Written task =
Using the seasons overview, explain in one to three sentences why a day has 24 hours.

Selected excerpt =
Why Do We Have Seasons? A Quick Overview

Why Do We Have Seasons?
It’s been said that, “time will pass and seasons will come and go.” But what causes these seasons to change, and why do we have seasons in the first place?

Some people assume that the Earth must be closer to the Sun in the summer, and further from the Sun in the winter, but this is not correct. In fact, in some areas, the exact opposite is true.

In reality, seasonal changes can be attributed to the tilt of Earth’s Axis. If you’re feeling confused, worry not! We’ll explore this process a bit more.

What is Earth’s Axis?

An axis is an imaginary line about which a body rotates. It runs through the center of an object. Many objects, from the smallest of particles to the largest of stars, have an axis. Each planet has a north and south pole. These points are where the the axis of rotation meets the surface.

Earth rotates around an axis as well. It takes approximately 24 hours for Earth to make one rotation, which is why we have 24 hours in a day.

Understanding What Causes Seasons

Some planets have axes that are almost completely perpendicular, or straight up and down without any tilt. In our solar system, we know that Mercury, Venus, and Jupiter fall into this category.

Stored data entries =

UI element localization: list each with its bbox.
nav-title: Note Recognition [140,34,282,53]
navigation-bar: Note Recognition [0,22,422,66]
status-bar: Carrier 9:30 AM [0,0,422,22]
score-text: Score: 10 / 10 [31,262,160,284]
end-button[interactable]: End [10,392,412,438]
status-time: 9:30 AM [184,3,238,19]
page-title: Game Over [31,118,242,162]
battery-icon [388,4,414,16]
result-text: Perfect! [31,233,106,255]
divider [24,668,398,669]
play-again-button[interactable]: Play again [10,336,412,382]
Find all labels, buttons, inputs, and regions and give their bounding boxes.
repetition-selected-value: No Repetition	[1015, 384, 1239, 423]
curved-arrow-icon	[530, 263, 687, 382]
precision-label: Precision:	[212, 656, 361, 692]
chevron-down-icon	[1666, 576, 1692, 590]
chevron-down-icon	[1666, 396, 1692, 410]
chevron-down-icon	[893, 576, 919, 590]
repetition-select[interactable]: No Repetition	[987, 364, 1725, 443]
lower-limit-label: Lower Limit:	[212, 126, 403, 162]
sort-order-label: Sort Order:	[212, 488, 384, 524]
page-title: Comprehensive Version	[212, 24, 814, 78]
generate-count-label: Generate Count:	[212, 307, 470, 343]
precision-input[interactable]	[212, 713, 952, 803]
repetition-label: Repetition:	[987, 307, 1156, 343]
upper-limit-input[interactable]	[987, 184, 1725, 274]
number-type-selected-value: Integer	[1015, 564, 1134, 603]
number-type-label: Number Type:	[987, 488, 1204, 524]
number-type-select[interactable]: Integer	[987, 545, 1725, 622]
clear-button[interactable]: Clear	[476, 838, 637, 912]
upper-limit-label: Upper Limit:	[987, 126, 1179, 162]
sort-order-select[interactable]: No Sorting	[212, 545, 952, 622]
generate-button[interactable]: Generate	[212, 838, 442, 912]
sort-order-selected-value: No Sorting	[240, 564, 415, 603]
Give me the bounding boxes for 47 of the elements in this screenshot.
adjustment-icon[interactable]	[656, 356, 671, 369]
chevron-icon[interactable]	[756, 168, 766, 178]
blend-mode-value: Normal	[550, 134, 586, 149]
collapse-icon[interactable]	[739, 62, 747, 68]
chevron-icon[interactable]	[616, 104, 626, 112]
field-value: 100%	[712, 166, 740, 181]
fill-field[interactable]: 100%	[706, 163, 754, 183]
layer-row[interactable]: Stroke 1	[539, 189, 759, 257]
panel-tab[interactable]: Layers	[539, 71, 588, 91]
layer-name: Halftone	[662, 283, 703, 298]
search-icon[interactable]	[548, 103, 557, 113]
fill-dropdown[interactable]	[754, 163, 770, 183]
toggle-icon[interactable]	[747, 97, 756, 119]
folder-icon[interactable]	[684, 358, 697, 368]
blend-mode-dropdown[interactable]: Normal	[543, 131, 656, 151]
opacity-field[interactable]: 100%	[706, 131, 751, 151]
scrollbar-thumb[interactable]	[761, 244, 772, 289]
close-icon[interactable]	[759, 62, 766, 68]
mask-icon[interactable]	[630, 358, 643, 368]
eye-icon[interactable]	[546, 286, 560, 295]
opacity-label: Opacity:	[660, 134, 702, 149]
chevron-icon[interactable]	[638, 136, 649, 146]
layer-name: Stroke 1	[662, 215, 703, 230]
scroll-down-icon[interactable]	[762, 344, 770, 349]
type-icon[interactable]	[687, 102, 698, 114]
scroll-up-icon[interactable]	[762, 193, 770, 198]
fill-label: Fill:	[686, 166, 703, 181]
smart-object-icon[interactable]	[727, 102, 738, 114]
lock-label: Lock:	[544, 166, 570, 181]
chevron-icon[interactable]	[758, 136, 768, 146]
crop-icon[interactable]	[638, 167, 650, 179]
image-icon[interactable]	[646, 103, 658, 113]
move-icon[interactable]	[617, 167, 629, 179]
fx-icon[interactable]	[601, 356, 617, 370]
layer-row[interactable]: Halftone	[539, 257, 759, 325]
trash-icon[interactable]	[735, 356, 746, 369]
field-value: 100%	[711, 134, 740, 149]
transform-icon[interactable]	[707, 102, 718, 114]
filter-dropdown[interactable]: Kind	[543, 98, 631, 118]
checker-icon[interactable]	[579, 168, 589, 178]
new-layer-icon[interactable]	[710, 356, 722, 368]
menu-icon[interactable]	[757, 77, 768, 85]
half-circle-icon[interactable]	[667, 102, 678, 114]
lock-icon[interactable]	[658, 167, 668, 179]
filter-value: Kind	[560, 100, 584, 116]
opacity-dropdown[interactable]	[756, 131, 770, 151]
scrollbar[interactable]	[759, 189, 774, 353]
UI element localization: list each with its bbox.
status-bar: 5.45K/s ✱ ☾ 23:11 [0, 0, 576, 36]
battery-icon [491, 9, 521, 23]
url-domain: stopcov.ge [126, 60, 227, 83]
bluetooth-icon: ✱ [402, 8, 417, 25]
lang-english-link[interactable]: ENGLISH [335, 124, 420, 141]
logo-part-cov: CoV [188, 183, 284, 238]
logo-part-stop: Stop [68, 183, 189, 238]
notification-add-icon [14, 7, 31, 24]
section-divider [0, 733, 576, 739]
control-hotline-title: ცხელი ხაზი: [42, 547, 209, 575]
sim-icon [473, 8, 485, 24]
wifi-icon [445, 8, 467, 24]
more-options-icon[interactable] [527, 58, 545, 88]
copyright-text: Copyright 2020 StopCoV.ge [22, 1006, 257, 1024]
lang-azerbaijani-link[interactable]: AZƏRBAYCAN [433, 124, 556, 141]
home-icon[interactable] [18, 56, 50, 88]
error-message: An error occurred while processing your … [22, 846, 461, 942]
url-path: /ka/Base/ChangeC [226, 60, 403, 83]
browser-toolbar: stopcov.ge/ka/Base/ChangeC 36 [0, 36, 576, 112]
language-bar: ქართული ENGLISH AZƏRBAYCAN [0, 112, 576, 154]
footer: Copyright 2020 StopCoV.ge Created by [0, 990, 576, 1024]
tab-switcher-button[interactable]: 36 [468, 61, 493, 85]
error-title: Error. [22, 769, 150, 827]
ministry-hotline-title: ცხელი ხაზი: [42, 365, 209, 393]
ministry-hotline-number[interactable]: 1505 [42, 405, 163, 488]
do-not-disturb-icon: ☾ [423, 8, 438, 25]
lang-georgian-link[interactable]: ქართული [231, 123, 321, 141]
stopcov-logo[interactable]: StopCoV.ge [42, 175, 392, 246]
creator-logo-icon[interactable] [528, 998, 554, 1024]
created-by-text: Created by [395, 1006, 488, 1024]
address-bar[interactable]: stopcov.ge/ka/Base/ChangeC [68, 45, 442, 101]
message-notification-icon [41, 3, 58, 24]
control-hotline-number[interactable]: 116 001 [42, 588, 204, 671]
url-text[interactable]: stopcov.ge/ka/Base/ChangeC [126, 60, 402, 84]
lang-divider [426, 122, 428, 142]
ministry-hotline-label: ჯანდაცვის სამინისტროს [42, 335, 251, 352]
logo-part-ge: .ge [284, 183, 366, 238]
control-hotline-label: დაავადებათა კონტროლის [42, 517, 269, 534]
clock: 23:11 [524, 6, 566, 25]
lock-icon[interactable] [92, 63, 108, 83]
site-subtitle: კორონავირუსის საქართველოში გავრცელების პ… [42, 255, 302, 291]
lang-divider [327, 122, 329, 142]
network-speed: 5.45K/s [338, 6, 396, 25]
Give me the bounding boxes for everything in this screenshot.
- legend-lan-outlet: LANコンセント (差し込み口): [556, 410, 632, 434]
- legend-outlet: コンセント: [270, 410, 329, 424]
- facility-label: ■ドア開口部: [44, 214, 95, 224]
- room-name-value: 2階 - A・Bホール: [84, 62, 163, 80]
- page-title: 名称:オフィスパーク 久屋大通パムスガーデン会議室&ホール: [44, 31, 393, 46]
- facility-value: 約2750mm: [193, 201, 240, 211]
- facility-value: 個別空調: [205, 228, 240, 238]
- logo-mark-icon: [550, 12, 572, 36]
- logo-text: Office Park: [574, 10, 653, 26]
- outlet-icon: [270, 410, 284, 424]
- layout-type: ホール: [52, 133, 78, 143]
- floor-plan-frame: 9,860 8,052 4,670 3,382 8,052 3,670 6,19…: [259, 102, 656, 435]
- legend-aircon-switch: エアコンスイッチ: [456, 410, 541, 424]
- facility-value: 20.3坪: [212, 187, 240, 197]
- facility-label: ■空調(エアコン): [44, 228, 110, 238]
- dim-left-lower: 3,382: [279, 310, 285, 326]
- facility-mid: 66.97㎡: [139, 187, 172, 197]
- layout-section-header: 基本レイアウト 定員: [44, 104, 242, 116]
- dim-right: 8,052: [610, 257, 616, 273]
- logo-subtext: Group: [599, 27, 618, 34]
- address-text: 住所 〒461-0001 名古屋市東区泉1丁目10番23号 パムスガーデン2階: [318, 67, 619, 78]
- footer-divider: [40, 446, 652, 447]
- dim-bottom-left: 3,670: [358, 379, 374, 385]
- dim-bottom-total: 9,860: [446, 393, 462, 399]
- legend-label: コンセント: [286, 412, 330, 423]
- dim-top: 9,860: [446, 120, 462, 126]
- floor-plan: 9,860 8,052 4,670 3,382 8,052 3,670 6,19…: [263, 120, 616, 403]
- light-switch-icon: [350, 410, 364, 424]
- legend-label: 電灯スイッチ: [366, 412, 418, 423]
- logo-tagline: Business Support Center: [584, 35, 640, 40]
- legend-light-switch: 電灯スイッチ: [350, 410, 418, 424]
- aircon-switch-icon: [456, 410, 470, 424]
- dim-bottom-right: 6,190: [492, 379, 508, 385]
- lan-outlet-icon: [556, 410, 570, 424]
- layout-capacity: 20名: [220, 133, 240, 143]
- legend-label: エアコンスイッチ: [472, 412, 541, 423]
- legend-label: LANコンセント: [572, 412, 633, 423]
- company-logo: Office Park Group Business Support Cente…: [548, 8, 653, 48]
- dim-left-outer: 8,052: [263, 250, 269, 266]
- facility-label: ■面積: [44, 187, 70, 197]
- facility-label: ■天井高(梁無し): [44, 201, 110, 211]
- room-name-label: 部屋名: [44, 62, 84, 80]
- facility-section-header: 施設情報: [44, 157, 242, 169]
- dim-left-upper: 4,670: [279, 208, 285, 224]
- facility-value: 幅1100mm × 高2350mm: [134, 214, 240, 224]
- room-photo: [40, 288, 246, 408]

Response to the task =
A day has 24 hours because Earth takes about 24 hours to turn once around its axis.